• [Objective]: Extract the lines that carry the string "block" from the listing.

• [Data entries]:

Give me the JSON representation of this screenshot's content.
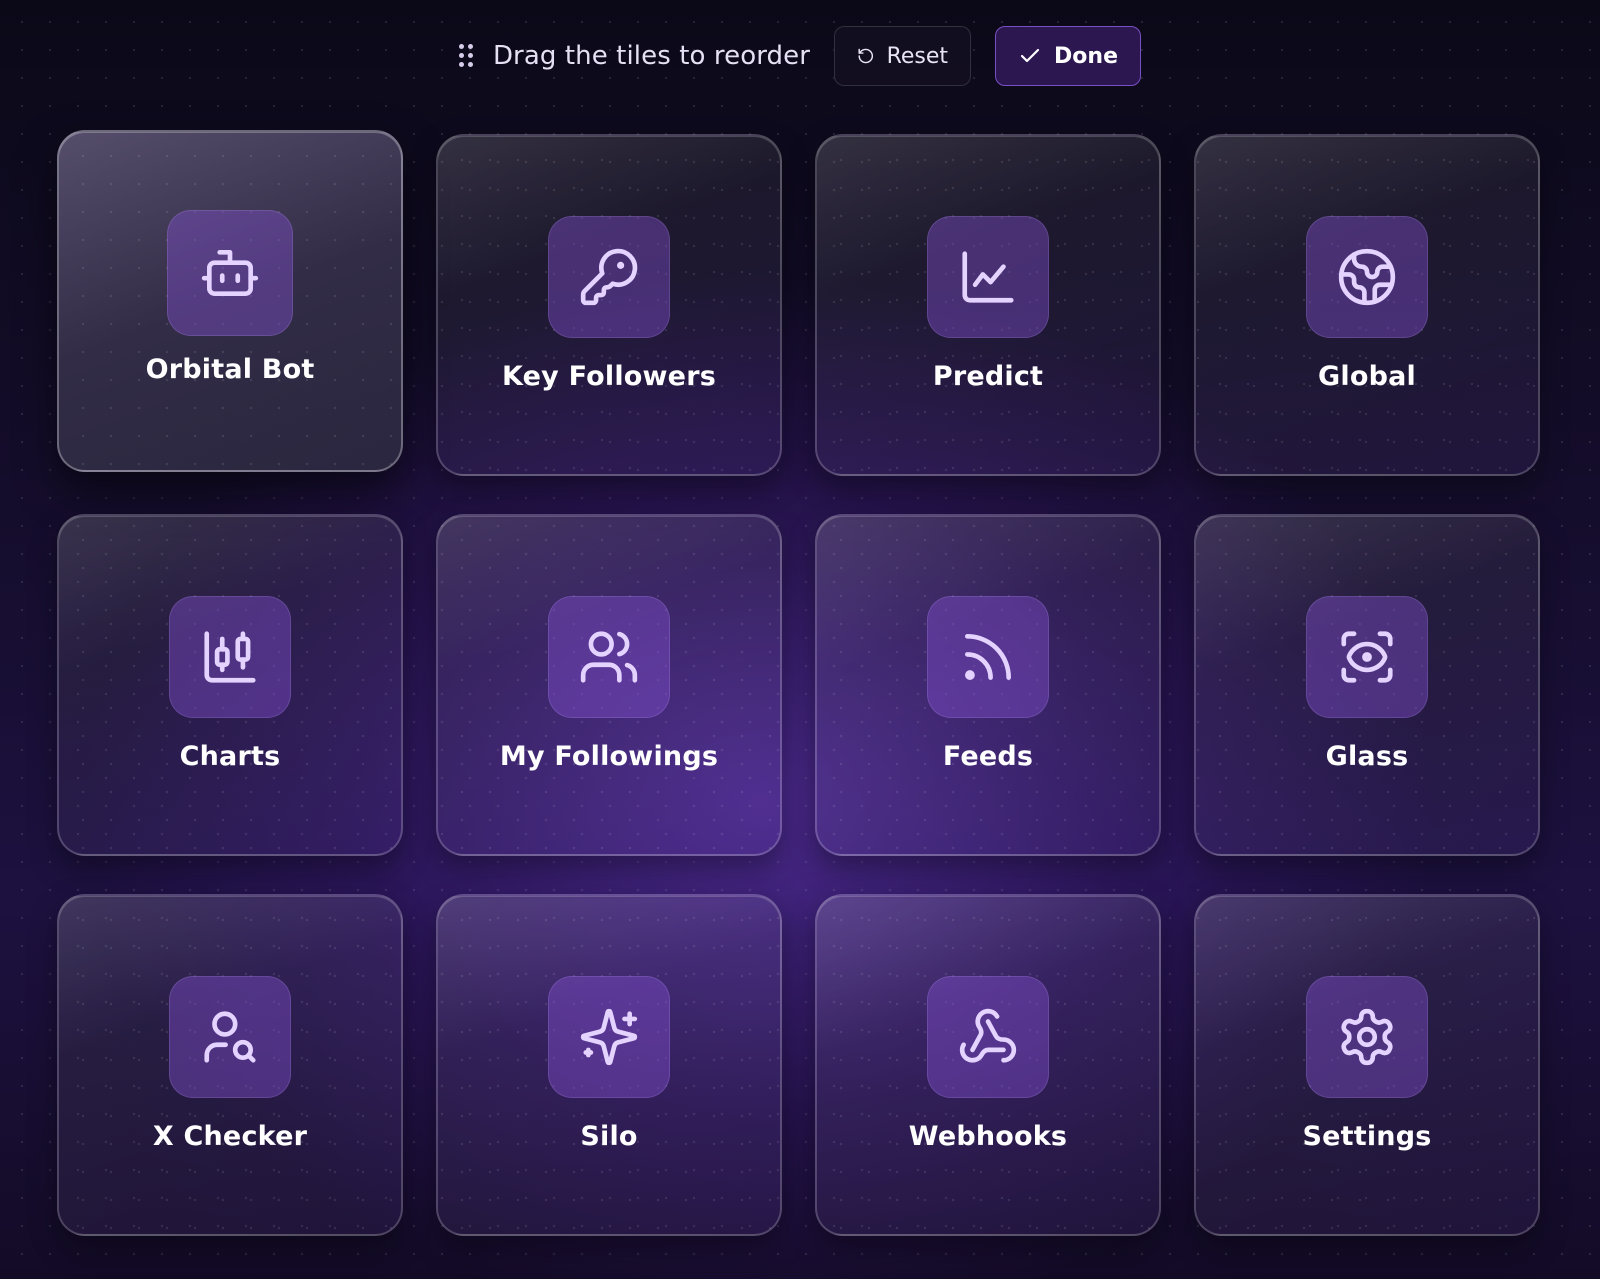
{
  "toolbar": {
    "hint_icon": "drag-grip-icon",
    "hint_text": "Drag the tiles to reorder",
    "reset_icon": "rotate-ccw-icon",
    "reset_label": "Reset",
    "done_icon": "check-icon",
    "done_label": "Done"
  },
  "colors": {
    "accent": "#7a4fc4",
    "icon_stroke": "#e4d2ff",
    "icon_tile_bg": "#5c3a99"
  },
  "tiles": [
    {
      "label": "Orbital Bot",
      "icon": "bot-icon"
    },
    {
      "label": "Key Followers",
      "icon": "key-icon"
    },
    {
      "label": "Predict",
      "icon": "line-chart-icon"
    },
    {
      "label": "Global",
      "icon": "globe-icon"
    },
    {
      "label": "Charts",
      "icon": "candlestick-chart-icon"
    },
    {
      "label": "My Followings",
      "icon": "users-icon"
    },
    {
      "label": "Feeds",
      "icon": "rss-icon"
    },
    {
      "label": "Glass",
      "icon": "scan-eye-icon"
    },
    {
      "label": "X Checker",
      "icon": "user-search-icon"
    },
    {
      "label": "Silo",
      "icon": "sparkles-icon"
    },
    {
      "label": "Webhooks",
      "icon": "webhook-icon"
    },
    {
      "label": "Settings",
      "icon": "settings-icon"
    }
  ]
}
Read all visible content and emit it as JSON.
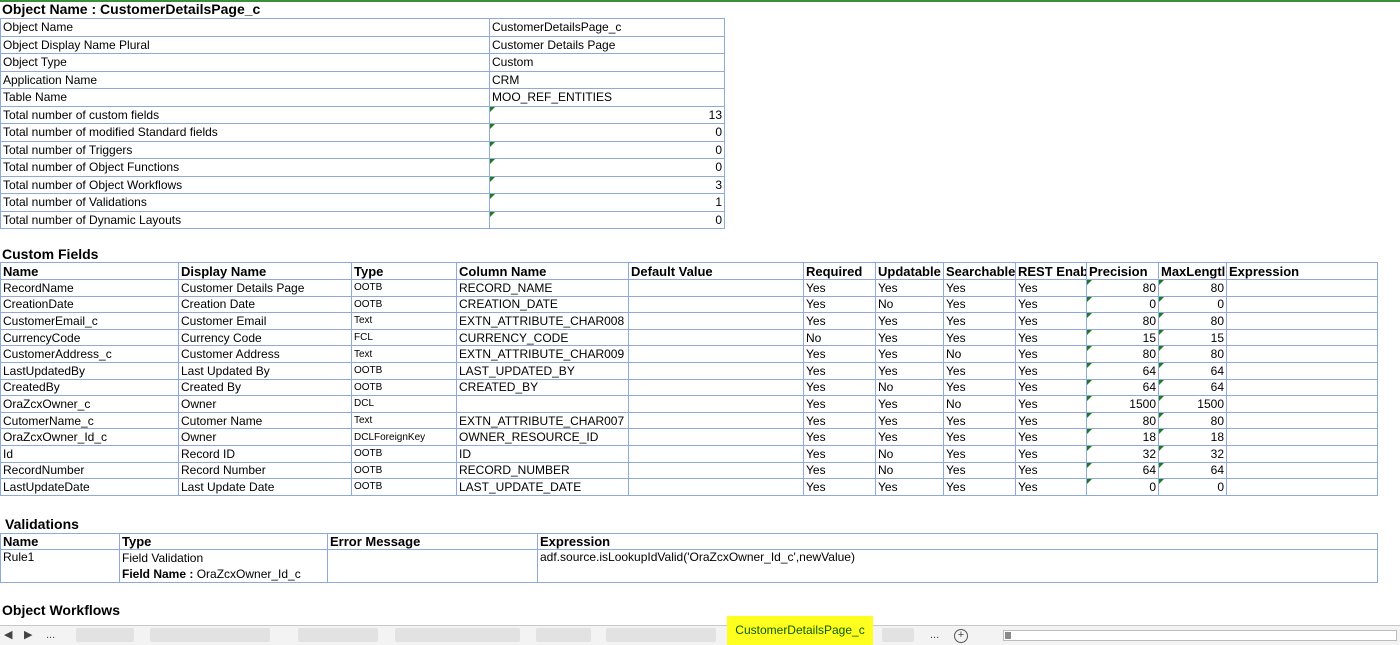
{
  "title": "Object Name : CustomerDetailsPage_c",
  "summary": [
    {
      "label": "Object Name",
      "value": "CustomerDetailsPage_c",
      "numeric": false
    },
    {
      "label": "Object Display Name Plural",
      "value": "Customer Details Page",
      "numeric": false
    },
    {
      "label": "Object Type",
      "value": "Custom",
      "numeric": false
    },
    {
      "label": "Application Name",
      "value": "CRM",
      "numeric": false
    },
    {
      "label": "Table Name",
      "value": "MOO_REF_ENTITIES",
      "numeric": false
    },
    {
      "label": "Total number of custom fields",
      "value": "13",
      "numeric": true
    },
    {
      "label": "Total number of modified Standard fields",
      "value": "0",
      "numeric": true
    },
    {
      "label": "Total number of Triggers",
      "value": "0",
      "numeric": true
    },
    {
      "label": "Total number of Object Functions",
      "value": "0",
      "numeric": true
    },
    {
      "label": "Total number of Object Workflows",
      "value": "3",
      "numeric": true
    },
    {
      "label": "Total number of Validations",
      "value": "1",
      "numeric": true
    },
    {
      "label": "Total number of Dynamic Layouts",
      "value": "0",
      "numeric": true
    }
  ],
  "custom_fields": {
    "heading": "Custom Fields",
    "columns": [
      "Name",
      "Display Name",
      "Type",
      "Column Name",
      "Default Value",
      "Required",
      "Updatable",
      "Searchable",
      "REST Enab",
      "Precision",
      "MaxLengtl",
      "Expression"
    ],
    "rows": [
      [
        "RecordName",
        "Customer Details Page",
        "OOTB",
        "RECORD_NAME",
        "",
        "Yes",
        "Yes",
        "Yes",
        "Yes",
        "80",
        "80",
        ""
      ],
      [
        "CreationDate",
        "Creation Date",
        "OOTB",
        "CREATION_DATE",
        "",
        "Yes",
        "No",
        "Yes",
        "Yes",
        "0",
        "0",
        ""
      ],
      [
        "CustomerEmail_c",
        "Customer Email",
        "Text",
        "EXTN_ATTRIBUTE_CHAR008",
        "",
        "Yes",
        "Yes",
        "Yes",
        "Yes",
        "80",
        "80",
        ""
      ],
      [
        "CurrencyCode",
        "Currency Code",
        "FCL",
        "CURRENCY_CODE",
        "",
        "No",
        "Yes",
        "Yes",
        "Yes",
        "15",
        "15",
        ""
      ],
      [
        "CustomerAddress_c",
        "Customer Address",
        "Text",
        "EXTN_ATTRIBUTE_CHAR009",
        "",
        "Yes",
        "Yes",
        "No",
        "Yes",
        "80",
        "80",
        ""
      ],
      [
        "LastUpdatedBy",
        "Last Updated By",
        "OOTB",
        "LAST_UPDATED_BY",
        "",
        "Yes",
        "Yes",
        "Yes",
        "Yes",
        "64",
        "64",
        ""
      ],
      [
        "CreatedBy",
        "Created By",
        "OOTB",
        "CREATED_BY",
        "",
        "Yes",
        "No",
        "Yes",
        "Yes",
        "64",
        "64",
        ""
      ],
      [
        "OraZcxOwner_c",
        "Owner",
        "DCL",
        "",
        "",
        "Yes",
        "Yes",
        "No",
        "Yes",
        "1500",
        "1500",
        ""
      ],
      [
        "CutomerName_c",
        "Cutomer Name",
        "Text",
        "EXTN_ATTRIBUTE_CHAR007",
        "",
        "Yes",
        "Yes",
        "Yes",
        "Yes",
        "80",
        "80",
        ""
      ],
      [
        "OraZcxOwner_Id_c",
        "Owner",
        "DCLForeignKey",
        "OWNER_RESOURCE_ID",
        "",
        "Yes",
        "Yes",
        "Yes",
        "Yes",
        "18",
        "18",
        ""
      ],
      [
        "Id",
        "Record ID",
        "OOTB",
        "ID",
        "",
        "Yes",
        "No",
        "Yes",
        "Yes",
        "32",
        "32",
        ""
      ],
      [
        "RecordNumber",
        "Record Number",
        "OOTB",
        "RECORD_NUMBER",
        "",
        "Yes",
        "No",
        "Yes",
        "Yes",
        "64",
        "64",
        ""
      ],
      [
        "LastUpdateDate",
        "Last Update Date",
        "OOTB",
        "LAST_UPDATE_DATE",
        "",
        "Yes",
        "Yes",
        "Yes",
        "Yes",
        "0",
        "0",
        ""
      ]
    ]
  },
  "validations": {
    "heading": "Validations",
    "columns": [
      "Name",
      "Type",
      "Error Message",
      "Expression"
    ],
    "rule": "Rule1",
    "type": "Field Validation",
    "field_label": "Field Name : ",
    "field_value": "OraZcxOwner_Id_c",
    "error_message": "",
    "expression": "adf.source.isLookupIdValid('OraZcxOwner_Id_c',newValue)"
  },
  "workflows_heading": "Object Workflows",
  "sheet_bar": {
    "ellipsis_left": "...",
    "active_sheet": "CustomerDetailsPage_c",
    "ellipsis_right": "...",
    "add_symbol": "+",
    "prev_arrow": "◀",
    "next_arrow": "▶"
  }
}
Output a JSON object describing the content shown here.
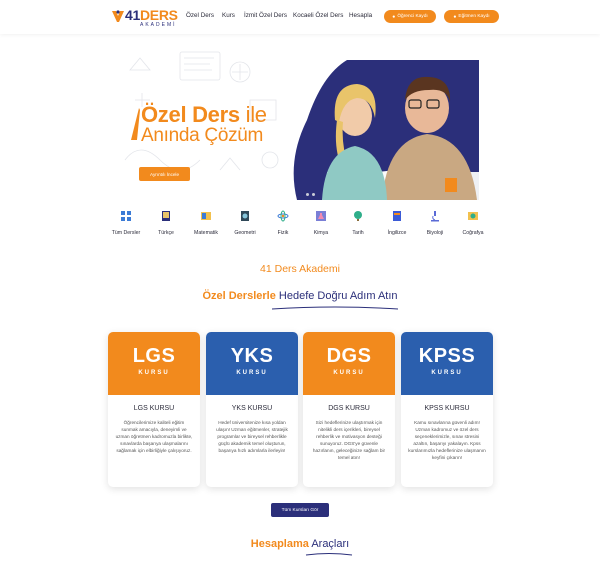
{
  "logo": {
    "number": "41",
    "word": "DERS",
    "sub": "AKADEMİ"
  },
  "nav": {
    "items": [
      "Özel Ders",
      "Kurs",
      "İzmit Özel Ders",
      "Kocaeli Özel Ders",
      "Hesapla"
    ],
    "student_button": "Öğrenci Kaydı",
    "teacher_button": "Eğitmen Kaydı"
  },
  "hero": {
    "title_bold": "Özel Ders",
    "title_rest": " ile",
    "title_line2": "Anında Çözüm",
    "cta": "Ayrıntılı İncele"
  },
  "subjects": [
    "Tüm Dersler",
    "Türkçe",
    "Matematik",
    "Geometri",
    "Fizik",
    "Kimya",
    "Tarih",
    "İngilizce",
    "Biyoloji",
    "Coğrafya"
  ],
  "section": {
    "title": "41 Ders Akademi",
    "subtitle_orange": "Özel Derslerle",
    "subtitle_navy": "Hedefe Doğru Adım Atın"
  },
  "courses": [
    {
      "code": "LGS",
      "kurs": "KURSU",
      "name": "LGS KURSU",
      "color": "#f28a1d",
      "desc": "Öğrencilerimize kaliteli eğitim sunmak amacıyla, deneyimli ve uzman öğretmen kadromuzla birlikte, sınavlarda başarıya ulaşmalarını sağlamak için elbirliğiyle çalışıyoruz."
    },
    {
      "code": "YKS",
      "kurs": "KURSU",
      "name": "YKS KURSU",
      "color": "#2b5fae",
      "desc": "Hedef üniversitenize kısa yoldan ulaşın! Uzman eğitmenler, stratejik programlar ve bireysel rehberlikle güçlü akademik temel oluşturun, başarıya hızlı adımlarla ilerleyin!"
    },
    {
      "code": "DGS",
      "kurs": "KURSU",
      "name": "DGS KURSU",
      "color": "#f28a1d",
      "desc": "Sizi hedeflerinize ulaştırmak için nitelikli ders içerikleri, bireysel rehberlik ve motivasyon desteği sunuyoruz. DGS'ye güvenle hazırlanın, geleceğinize sağlam bir temel atın!"
    },
    {
      "code": "KPSS",
      "kurs": "KURSU",
      "name": "KPSS KURSU",
      "color": "#2b5fae",
      "desc": "Kamu sınavlarına güvenli adım! Uzman kadromuz ve özel ders seçeneklerimizle, sınav stresini azaltın, başarıyı yakalayın. Kpss kurslarımızla hedeflerinize ulaşmanın keyfini çıkarın!"
    }
  ],
  "all_courses_button": "Tüm Kursları Gör",
  "calc": {
    "orange": "Hesaplama",
    "navy": "Araçları"
  },
  "colors": {
    "orange": "#f28a1d",
    "navy": "#2b2f7a",
    "blue": "#2b5fae"
  }
}
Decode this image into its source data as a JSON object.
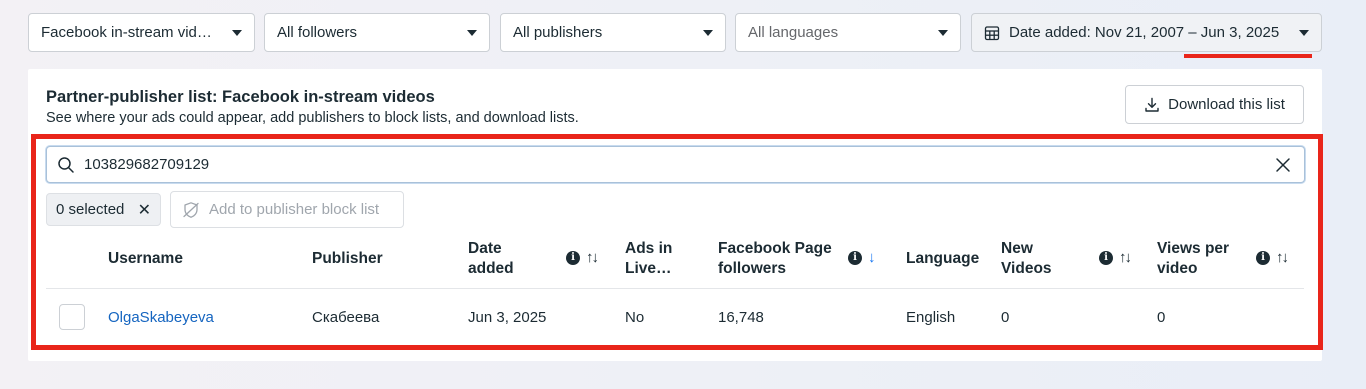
{
  "filters": {
    "placement": "Facebook in-stream vid…",
    "followers": "All followers",
    "publishers": "All publishers",
    "languages": "All languages",
    "date_range": "Date added: Nov 21, 2007 – Jun 3, 2025"
  },
  "card": {
    "title": "Partner-publisher list: Facebook in-stream videos",
    "subtitle": "See where your ads could appear, add publishers to block lists, and download lists.",
    "download_label": "Download this list"
  },
  "search": {
    "value": "103829682709129"
  },
  "selection": {
    "selected_label": "0 selected",
    "block_button_label": "Add to publisher block list"
  },
  "table": {
    "columns": {
      "username": "Username",
      "publisher": "Publisher",
      "date_added_line1": "Date",
      "date_added_line2": "added",
      "ads_in_live_line1": "Ads in",
      "ads_in_live_line2": "Live…",
      "fb_followers_line1": "Facebook Page",
      "fb_followers_line2": "followers",
      "language": "Language",
      "new_videos_line1": "New",
      "new_videos_line2": "Videos",
      "views_line1": "Views per",
      "views_line2": "video"
    },
    "rows": [
      {
        "username": "OlgaSkabeyeva",
        "publisher": "Скабеева",
        "date_added": "Jun 3, 2025",
        "ads_in_live": "No",
        "followers": "16,748",
        "language": "English",
        "new_videos": "0",
        "views_per_video": "0"
      }
    ]
  },
  "colors": {
    "highlight": "#e9251a",
    "link": "#1565c0",
    "sort_active": "#1877f2"
  }
}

• [The completed task]:
    "subtitle": "See where your ads could appear, add publishers to block lists, and download lists.",
    "block_button_label": "Add to publisher block list"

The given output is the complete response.